> _JOB_
Every line below that holds the string "структуре" should be copied out.

> _THE INPUT_
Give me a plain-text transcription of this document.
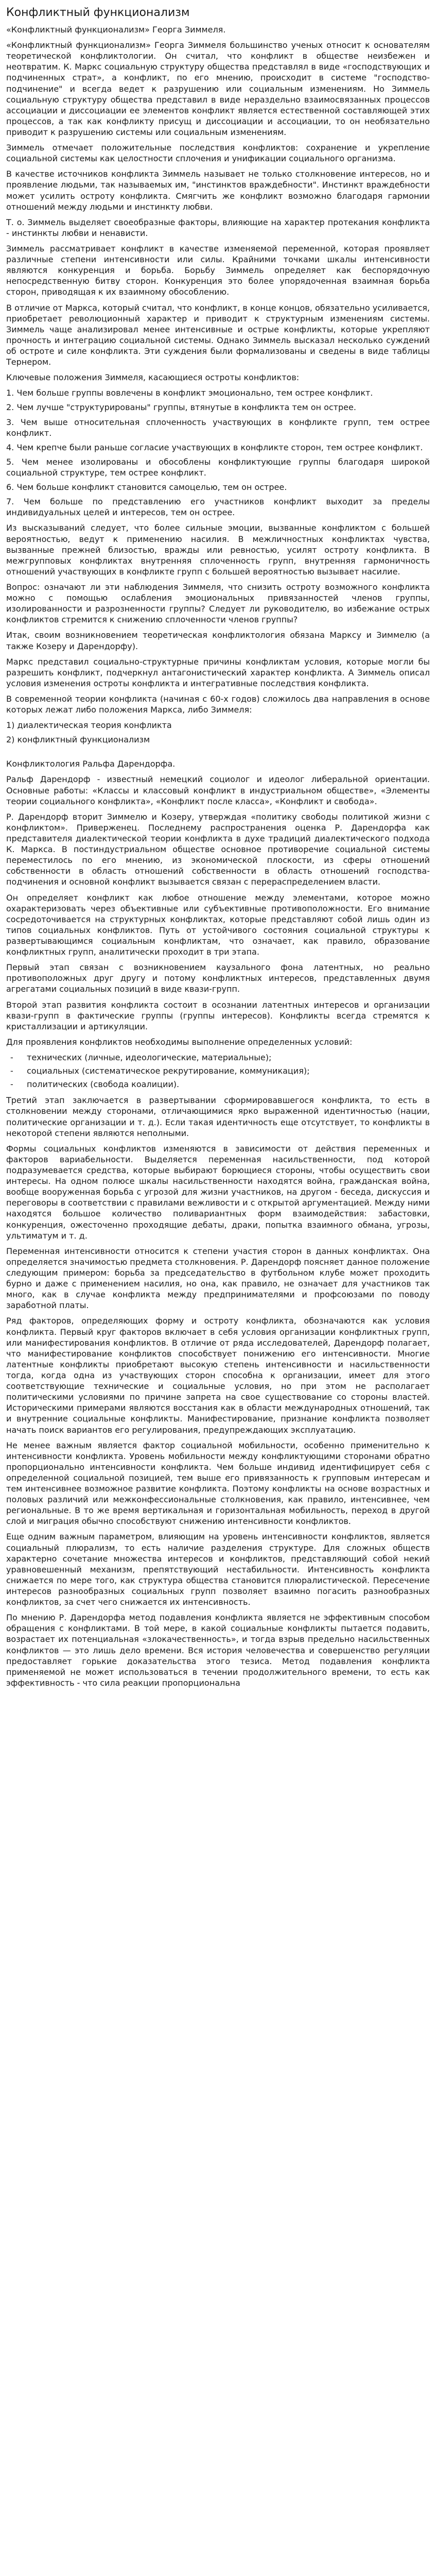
Конфликтный функционализм

«Конфликтный функционализм» Георга Зиммеля.

«Конфликтный функционализм» Георга Зиммеля большинство ученых относит к основателям теоретической конфликтологии. Он считал, что конфликт в обществе неизбежен и неотвратим. К. Маркс социальную структуру общества представлял в виде «господствующих и подчиненных страт», а конфликт, по его мнению, происходит в системе "господство-подчинение" и всегда ведет к разрушению или социальным изменениям. Но Зиммель социальную структуру общества представил в виде нераздельно взаимосвязанных процессов ассоциации и диссоциации ее элементов конфликт является естественной составляющей этих процессов, а так как конфликту присущ и диссоциации и ассоциации, то он необязательно приводит к разрушению системы или социальным изменениям.

Зиммель отмечает положительные последствия конфликтов: сохранение и укрепление социальной системы как целостности сплочения и унификации социального организма.

В качестве источников конфликта Зиммель называет не только столкновение интересов, но и проявление людьми, так называемых им, "инстинктов враждебности". Инстинкт враждебности может усилить остроту конфликта. Смягчить же конфликт возможно благодаря гармонии отношений между людьми и инстинкту любви.

Т. о. Зиммель выделяет своеобразные факторы, влияющие на характер протекания конфликта - инстинкты любви и ненависти.

Зиммель рассматривает конфликт в качестве изменяемой переменной, которая проявляет различные степени интенсивности или силы. Крайними точками шкалы интенсивности являются конкуренция и борьба. Борьбу Зиммель определяет как беспорядочную непосредственную битву сторон. Конкуренция это более упорядоченная взаимная борьба сторон, приводящая к их взаимному обособлению.

В отличие от Маркса, который считал, что конфликт, в конце концов, обязательно усиливается, приобретает революционный характер и приводит к структурным изменениям системы. Зиммель чаще анализировал менее интенсивные и острые конфликты, которые укрепляют прочность и интеграцию социальной системы. Однако Зиммель высказал несколько суждений об остроте и силе конфликта. Эти суждения были формализованы и сведены в виде таблицы Тернером.

Ключевые положения Зиммеля, касающиеся остроты конфликтов:

1. Чем больше группы вовлечены в конфликт эмоционально, тем острее конфликт.

2. Чем лучше "структурированы" группы, втянутые в конфликта тем он острее.

3. Чем выше относительная сплоченность участвующих в конфликте групп, тем острее конфликт.

4. Чем крепче были раньше согласие участвующих в конфликте сторон, тем острее конфликт.

5. Чем менее изолированы и обособлены конфликтующие группы благодаря широкой социальной структуре, тем острее конфликт.

6. Чем больше конфликт становится самоцелью, тем он острее.

7. Чем больше по представлению его участников конфликт выходит за пределы индивидуальных целей и интересов, тем он острее.

Из высказываний следует, что более сильные эмоции, вызванные конфликтом с большей вероятностью, ведут к применению насилия. В межличностных конфликтах чувства, вызванные прежней близостью, вражды или ревностью, усилят остроту конфликта. В межгрупповых конфликтах внутренняя сплоченность групп, внутренняя гармоничность отношений участвующих в конфликте групп с большей вероятностью вызывает насилие.

Вопрос: означают ли эти наблюдения Зиммеля, что снизить остроту возможного конфликта можно с помощью ослабления эмоциональных привязанностей членов группы, изолированности и разрозненности группы? Следует ли руководителю, во избежание острых конфликтов стремится к снижению сплоченности членов группы?

Итак, своим возникновением теоретическая конфликтология обязана Марксу и Зиммелю (а также Козеру и Дарендорфу).

Маркс представил социально-структурные причины конфликтам условия, которые могли бы разрешить конфликт, подчеркнул антагонистический характер конфликта. А Зиммель описал условия изменения остроты конфликта и интегративные последствия конфликта.

В современной теории конфликта (начиная с 60-х годов) сложилось два направления в основе которых лежат либо положения Маркса, либо Зиммеля:

1) диалектическая теория конфликта

2) конфликтный функционализм

Конфликтология Ральфа Дарендорфа.

Ральф Дарендорф - известный немецкий социолог и идеолог либеральной ориентации. Основные работы: «Классы и классовый конфликт в индустриальном обществе», «Элементы теории социального конфликта», «Конфликт после класса», «Конфликт и свобода».

Р. Дарендорф вторит Зиммелю и Козеру, утверждая «политику свободы политикой жизни с конфликтом». Приверженец. Последнему распространения оценка Р. Дарендорфа как представителя диалектической теории конфликта в духе традиций диалектического подхода К. Маркса. В постиндустриальном обществе основное противоречие социальной системы переместилось по его мнению, из экономической плоскости, из сферы отношений собственности в область отношений собственности в область отношений господства-подчинения и основной конфликт вызывается связан с перераспределением власти.

Он определяет конфликт как любое отношение между элементами, которое можно охарактеризовать через объективные или субъективные противоположности. Его внимание сосредоточивается на структурных конфликтах, которые представляют собой лишь один из типов социальных конфликтов. Путь от устойчивого состояния социальной структуры к развертывающимся социальным конфликтам, что означает, как правило, образование конфликтных групп, аналитически проходит в три этапа.

Первый этап связан с возникновением каузального фона латентных, но реально противоположных друг другу и потому конфликтных интересов, представленных двумя агрегатами социальных позиций в виде квази-групп.

Второй этап развития конфликта состоит в осознании латентных интересов и организации квази-групп в фактические группы (группы интересов). Конфликты всегда стремятся к кристаллизации и артикуляции.

Для проявления конфликтов необходимы выполнение определенных условий:

- технических (личные, идеологические, материальные);
- социальных (систематическое рекрутирование, коммуникация);
- политических (свобода коалиции).

Третий этап заключается в развертывании сформировавшегося конфликта, то есть в столкновении между сторонами, отличающимися ярко выраженной идентичностью (нации, политические организации и т. д.). Если такая идентичность еще отсутствует, то конфликты в некоторой степени являются неполными.

Формы социальных конфликтов изменяются в зависимости от действия переменных и факторов вариабельности. Выделяется переменная насильственности, под которой подразумевается средства, которые выбирают борющиеся стороны, чтобы осуществить свои интересы. На одном полюсе шкалы насильственности находятся война, гражданская война, вообще вооруженная борьба с угрозой для жизни участников, на другом - беседа, дискуссия и переговоры в соответствии с правилами вежливости и с открытой аргументацией. Между ними находятся большое количество поливариантных форм взаимодействия: забастовки, конкуренция, ожесточенно проходящие дебаты, драки, попытка взаимного обмана, угрозы, ультиматум и т. д.

Переменная интенсивности относится к степени участия сторон в данных конфликтах. Она определяется значимостью предмета столкновения. Р. Дарендорф поясняет данное положение следующим примером: борьба за председательство в футбольном клубе может проходить бурно и даже с применением насилия, но она, как правило, не означает для участников так много, как в случае конфликта между предпринимателями и профсоюзами по поводу заработной платы.

Ряд факторов, определяющих форму и остроту конфликта, обозначаются как условия конфликта. Первый круг факторов включает в себя условия организации конфликтных групп, или манифестирования конфликтов. В отличие от ряда исследователей, Дарендорф полагает, что манифестирование конфликтов способствует понижению его интенсивности. Многие латентные конфликты приобретают высокую степень интенсивности и насильственности тогда, когда одна из участвующих сторон способна к организации, имеет для этого соответствующие технические и социальные условия, но при этом не располагает политическими условиями по причине запрета на свое существование со стороны властей. Историческими примерами являются восстания как в области международных отношений, так и внутренние социальные конфликты. Манифестирование, признание конфликта позволяет начать поиск вариантов его регулирования, предупреждающих эксплуатацию.

Не менее важным является фактор социальной мобильности, особенно применительно к интенсивности конфликта. Уровень мобильности между конфликтующими сторонами обратно пропорционально интенсивности конфликта. Чем больше индивид идентифицирует себя с определенной социальной позицией, тем выше его привязанность к групповым интересам и тем интенсивнее возможное развитие конфликта. Поэтому конфликты на основе возрастных и половых различий или межконфессиональные столкновения, как правило, интенсивнее, чем региональные. В то же время вертикальная и горизонтальная мобильность, переход в другой слой и миграция обычно способствуют снижению интенсивности конфликтов.

Еще одним важным параметром, влияющим на уровень интенсивности конфликтов, является социальный плюрализм, то есть наличие разделения структуре. Для сложных обществ характерно сочетание множества интересов и конфликтов, представляющий собой некий уравновешенный механизм, препятствующий нестабильности. Интенсивность конфликта снижается по мере того, как структура общества становится плюралистической. Пересечение интересов разнообразных социальных групп позволяет взаимно погасить разнообразных конфликтов, за счет чего снижается их интенсивность.

По мнению Р. Дарендорфа метод подавления конфликта является не эффективным способом обращения с конфликтами. В той мере, в какой социальные конфликты пытается подавить, возрастает их потенциальная «злокачественность», и тогда взрыв предельно насильственных конфликтов — это лишь дело времени. Вся история человечества и совершенство регуляции предоставляет горькие доказательства этого тезиса. Метод подавления конфликта применяемой не может использоваться в течении продолжительного времени, то есть как эффективность - что сила реакции пропорциональна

> _RESULT FOR THIS TASK_
5. Чем менее изолированы и обособлены конфликтующие группы благодаря широкой социальной структуре, тем острее конфликт.
Еще одним важным параметром, влияющим на уровень интенсивности конфликтов, является социальный плюрализм, то есть наличие разделения структуре. Для сложных обществ характерно сочетание множества интересов и конфликтов, представляющий собой некий уравновешенный механизм, препятствующий нестабильности. Интенсивность конфликта снижается по мере того, как структура общества становится плюралистической. Пересечение интересов разнообразных социальных групп позволяет взаимно погасить разнообразных конфликтов, за счет чего снижается их интенсивность.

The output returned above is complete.